• _EXERCISE AIM_
Repeat every record below exactly as written.

• _MATERIALS PROVIDED_
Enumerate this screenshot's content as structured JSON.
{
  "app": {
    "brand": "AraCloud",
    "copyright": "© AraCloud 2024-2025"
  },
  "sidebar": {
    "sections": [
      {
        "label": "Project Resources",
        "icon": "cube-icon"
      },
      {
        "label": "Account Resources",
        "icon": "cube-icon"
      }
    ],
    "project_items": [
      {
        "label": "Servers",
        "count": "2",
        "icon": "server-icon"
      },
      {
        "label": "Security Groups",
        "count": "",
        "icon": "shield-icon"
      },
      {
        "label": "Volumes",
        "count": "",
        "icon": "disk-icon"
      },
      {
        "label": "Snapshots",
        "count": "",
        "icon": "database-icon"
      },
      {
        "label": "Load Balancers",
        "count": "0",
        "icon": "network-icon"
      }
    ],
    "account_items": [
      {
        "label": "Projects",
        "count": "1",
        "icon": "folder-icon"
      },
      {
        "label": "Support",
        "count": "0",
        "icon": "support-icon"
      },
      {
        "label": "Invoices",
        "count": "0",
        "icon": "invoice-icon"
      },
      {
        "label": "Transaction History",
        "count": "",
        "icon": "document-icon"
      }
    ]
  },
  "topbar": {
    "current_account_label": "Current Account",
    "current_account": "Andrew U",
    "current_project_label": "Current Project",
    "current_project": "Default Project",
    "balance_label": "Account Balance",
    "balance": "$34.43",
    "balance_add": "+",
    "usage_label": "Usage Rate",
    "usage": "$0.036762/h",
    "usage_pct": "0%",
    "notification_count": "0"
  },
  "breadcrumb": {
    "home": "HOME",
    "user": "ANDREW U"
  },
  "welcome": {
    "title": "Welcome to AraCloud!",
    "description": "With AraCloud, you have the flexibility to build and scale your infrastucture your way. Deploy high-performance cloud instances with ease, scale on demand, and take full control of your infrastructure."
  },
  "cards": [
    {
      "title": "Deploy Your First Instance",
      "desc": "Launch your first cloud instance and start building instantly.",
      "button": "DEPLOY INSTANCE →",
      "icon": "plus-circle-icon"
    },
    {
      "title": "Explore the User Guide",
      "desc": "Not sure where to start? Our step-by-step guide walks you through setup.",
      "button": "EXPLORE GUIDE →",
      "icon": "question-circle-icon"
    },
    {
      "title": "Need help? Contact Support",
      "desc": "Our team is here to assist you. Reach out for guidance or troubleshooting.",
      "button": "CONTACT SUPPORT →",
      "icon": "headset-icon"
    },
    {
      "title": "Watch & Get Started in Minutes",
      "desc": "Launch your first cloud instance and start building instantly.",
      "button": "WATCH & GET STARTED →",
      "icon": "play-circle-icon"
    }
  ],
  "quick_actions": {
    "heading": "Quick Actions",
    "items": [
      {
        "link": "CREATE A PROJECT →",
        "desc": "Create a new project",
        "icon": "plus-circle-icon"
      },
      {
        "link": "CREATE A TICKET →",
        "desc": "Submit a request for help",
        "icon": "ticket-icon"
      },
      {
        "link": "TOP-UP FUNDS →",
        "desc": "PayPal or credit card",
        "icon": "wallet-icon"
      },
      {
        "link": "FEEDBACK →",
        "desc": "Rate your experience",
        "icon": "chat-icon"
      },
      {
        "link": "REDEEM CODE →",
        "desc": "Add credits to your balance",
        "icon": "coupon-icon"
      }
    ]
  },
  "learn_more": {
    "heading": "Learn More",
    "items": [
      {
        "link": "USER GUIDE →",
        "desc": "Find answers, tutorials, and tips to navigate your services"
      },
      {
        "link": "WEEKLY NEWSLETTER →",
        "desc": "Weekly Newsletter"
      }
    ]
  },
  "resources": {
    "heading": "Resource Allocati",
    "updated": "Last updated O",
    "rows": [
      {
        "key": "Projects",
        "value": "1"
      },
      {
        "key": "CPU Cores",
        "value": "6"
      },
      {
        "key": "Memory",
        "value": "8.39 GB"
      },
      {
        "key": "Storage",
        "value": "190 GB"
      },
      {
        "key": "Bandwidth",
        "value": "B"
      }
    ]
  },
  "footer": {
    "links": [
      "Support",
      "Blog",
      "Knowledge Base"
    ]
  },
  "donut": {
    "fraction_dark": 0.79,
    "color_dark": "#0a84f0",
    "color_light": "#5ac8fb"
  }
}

• _TASK RESPONSE_
Enumerate this screenshot's content as structured JSON.
{
  "app": {
    "brand": "AraCloud",
    "copyright": "© AraCloud 2024-2025"
  },
  "sidebar": {
    "sections": [
      {
        "label": "Project Resources",
        "icon": "cube-icon"
      },
      {
        "label": "Account Resources",
        "icon": "cube-icon"
      }
    ],
    "project_items": [
      {
        "label": "Servers",
        "count": "2",
        "icon": "server-icon"
      },
      {
        "label": "Security Groups",
        "count": "",
        "icon": "shield-icon"
      },
      {
        "label": "Volumes",
        "count": "",
        "icon": "disk-icon"
      },
      {
        "label": "Snapshots",
        "count": "",
        "icon": "database-icon"
      },
      {
        "label": "Load Balancers",
        "count": "0",
        "icon": "network-icon"
      }
    ],
    "account_items": [
      {
        "label": "Projects",
        "count": "1",
        "icon": "folder-icon"
      },
      {
        "label": "Support",
        "count": "0",
        "icon": "support-icon"
      },
      {
        "label": "Invoices",
        "count": "0",
        "icon": "invoice-icon"
      },
      {
        "label": "Transaction History",
        "count": "",
        "icon": "document-icon"
      }
    ]
  },
  "topbar": {
    "current_account_label": "Current Account",
    "current_account": "Andrew U",
    "current_project_label": "Current Project",
    "current_project": "Default Project",
    "balance_label": "Account Balance",
    "balance": "$34.43",
    "balance_add": "+",
    "usage_label": "Usage Rate",
    "usage": "$0.036762/h",
    "usage_pct": "0%",
    "notification_count": "0"
  },
  "breadcrumb": {
    "home": "HOME",
    "user": "ANDREW U"
  },
  "welcome": {
    "title": "Welcome to AraCloud!",
    "description": "With AraCloud, you have the flexibility to build and scale your infrastucture your way. Deploy high-performance cloud instances with ease, scale on demand, and take full control of your infrastructure."
  },
  "cards": [
    {
      "title": "Deploy Your First Instance",
      "desc": "Launch your first cloud instance and start building instantly.",
      "button": "DEPLOY INSTANCE →",
      "icon": "plus-circle-icon"
    },
    {
      "title": "Explore the User Guide",
      "desc": "Not sure where to start? Our step-by-step guide walks you through setup.",
      "button": "EXPLORE GUIDE →",
      "icon": "question-circle-icon"
    },
    {
      "title": "Need help? Contact Support",
      "desc": "Our team is here to assist you. Reach out for guidance or troubleshooting.",
      "button": "CONTACT SUPPORT →",
      "icon": "headset-icon"
    },
    {
      "title": "Watch & Get Started in Minutes",
      "desc": "Launch your first cloud instance and start building instantly.",
      "button": "WATCH & GET STARTED →",
      "icon": "play-circle-icon"
    }
  ],
  "quick_actions": {
    "heading": "Quick Actions",
    "items": [
      {
        "link": "CREATE A PROJECT →",
        "desc": "Create a new project",
        "icon": "plus-circle-icon"
      },
      {
        "link": "CREATE A TICKET →",
        "desc": "Submit a request for help",
        "icon": "ticket-icon"
      },
      {
        "link": "TOP-UP FUNDS →",
        "desc": "PayPal or credit card",
        "icon": "wallet-icon"
      },
      {
        "link": "FEEDBACK →",
        "desc": "Rate your experience",
        "icon": "chat-icon"
      },
      {
        "link": "REDEEM CODE →",
        "desc": "Add credits to your balance",
        "icon": "coupon-icon"
      }
    ]
  },
  "learn_more": {
    "heading": "Learn More",
    "items": [
      {
        "link": "USER GUIDE →",
        "desc": "Find answers, tutorials, and tips to navigate your services"
      },
      {
        "link": "WEEKLY NEWSLETTER →",
        "desc": "Weekly Newsletter"
      }
    ]
  },
  "resources": {
    "heading": "Resource Allocati",
    "updated": "Last updated O",
    "rows": [
      {
        "key": "Projects",
        "value": "1"
      },
      {
        "key": "CPU Cores",
        "value": "6"
      },
      {
        "key": "Memory",
        "value": "8.39 GB"
      },
      {
        "key": "Storage",
        "value": "190 GB"
      },
      {
        "key": "Bandwidth",
        "value": "B"
      }
    ]
  },
  "footer": {
    "links": [
      "Support",
      "Blog",
      "Knowledge Base"
    ]
  },
  "donut": {
    "fraction_dark": 0.79,
    "color_dark": "#0a84f0",
    "color_light": "#5ac8fb"
  }
}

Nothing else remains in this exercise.